▸ **DESCRIPTION OF THE TASK**
Can you update the lines below so that every "detached house" reads "detached home", with nothing else changed and the pictures left out?

Layout element entries

# # # #

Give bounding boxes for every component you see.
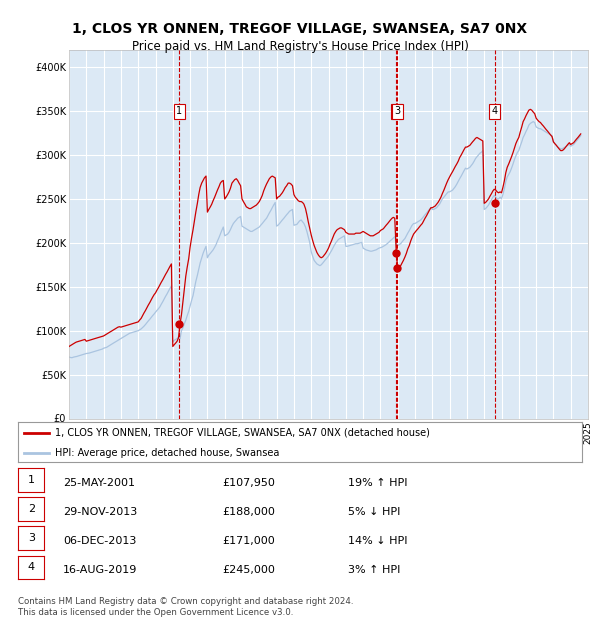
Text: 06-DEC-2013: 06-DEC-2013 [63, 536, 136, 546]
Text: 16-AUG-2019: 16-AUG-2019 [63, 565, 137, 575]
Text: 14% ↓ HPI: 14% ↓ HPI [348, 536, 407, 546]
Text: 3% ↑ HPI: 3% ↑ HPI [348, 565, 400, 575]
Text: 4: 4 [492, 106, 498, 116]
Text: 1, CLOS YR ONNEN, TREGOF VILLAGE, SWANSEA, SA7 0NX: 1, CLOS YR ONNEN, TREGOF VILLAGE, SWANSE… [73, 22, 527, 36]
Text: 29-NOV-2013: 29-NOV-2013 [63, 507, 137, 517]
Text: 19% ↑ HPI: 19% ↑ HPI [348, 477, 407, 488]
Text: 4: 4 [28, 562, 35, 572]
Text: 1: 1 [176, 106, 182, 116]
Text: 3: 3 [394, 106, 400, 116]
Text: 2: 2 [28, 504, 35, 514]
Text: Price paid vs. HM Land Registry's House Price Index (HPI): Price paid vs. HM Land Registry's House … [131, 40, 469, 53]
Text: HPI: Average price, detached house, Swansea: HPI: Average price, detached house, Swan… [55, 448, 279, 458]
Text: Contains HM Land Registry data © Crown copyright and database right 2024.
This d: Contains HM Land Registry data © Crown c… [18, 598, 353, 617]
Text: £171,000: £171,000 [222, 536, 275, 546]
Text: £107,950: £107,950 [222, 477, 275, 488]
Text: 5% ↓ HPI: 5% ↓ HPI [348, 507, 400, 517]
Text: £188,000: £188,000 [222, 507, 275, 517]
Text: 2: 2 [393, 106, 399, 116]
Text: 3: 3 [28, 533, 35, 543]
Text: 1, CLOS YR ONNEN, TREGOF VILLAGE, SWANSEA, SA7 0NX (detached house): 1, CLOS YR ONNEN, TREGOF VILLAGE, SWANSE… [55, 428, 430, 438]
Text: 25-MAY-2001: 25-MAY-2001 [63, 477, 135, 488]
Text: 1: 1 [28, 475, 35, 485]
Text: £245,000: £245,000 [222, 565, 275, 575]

# # # #

▸ **FULL RESPONSE**
Give bounding boxes for every component you see.
Text: 06-DEC-2013: 06-DEC-2013 [63, 536, 136, 546]
Text: 16-AUG-2019: 16-AUG-2019 [63, 565, 137, 575]
Text: 14% ↓ HPI: 14% ↓ HPI [348, 536, 407, 546]
Text: 3% ↑ HPI: 3% ↑ HPI [348, 565, 400, 575]
Text: 4: 4 [492, 106, 498, 116]
Text: 1, CLOS YR ONNEN, TREGOF VILLAGE, SWANSEA, SA7 0NX: 1, CLOS YR ONNEN, TREGOF VILLAGE, SWANSE… [73, 22, 527, 36]
Text: 29-NOV-2013: 29-NOV-2013 [63, 507, 137, 517]
Text: 19% ↑ HPI: 19% ↑ HPI [348, 477, 407, 488]
Text: 4: 4 [28, 562, 35, 572]
Text: 1: 1 [176, 106, 182, 116]
Text: 3: 3 [394, 106, 400, 116]
Text: 2: 2 [28, 504, 35, 514]
Text: Price paid vs. HM Land Registry's House Price Index (HPI): Price paid vs. HM Land Registry's House … [131, 40, 469, 53]
Text: HPI: Average price, detached home, Swansea: HPI: Average price, detached home, Swan… [55, 448, 279, 458]
Text: Contains HM Land Registry data © Crown copyright and database right 2024.
This d: Contains HM Land Registry data © Crown c… [18, 598, 353, 617]
Text: £171,000: £171,000 [222, 536, 275, 546]
Text: £107,950: £107,950 [222, 477, 275, 488]
Text: 5% ↓ HPI: 5% ↓ HPI [348, 507, 400, 517]
Text: £188,000: £188,000 [222, 507, 275, 517]
Text: 2: 2 [393, 106, 399, 116]
Text: 3: 3 [28, 533, 35, 543]
Text: 1, CLOS YR ONNEN, TREGOF VILLAGE, SWANSEA, SA7 0NX (detached home): 1, CLOS YR ONNEN, TREGOF VILLAGE, SWANSE… [55, 428, 430, 438]
Text: 25-MAY-2001: 25-MAY-2001 [63, 477, 135, 488]
Text: 1: 1 [28, 475, 35, 485]
Text: £245,000: £245,000 [222, 565, 275, 575]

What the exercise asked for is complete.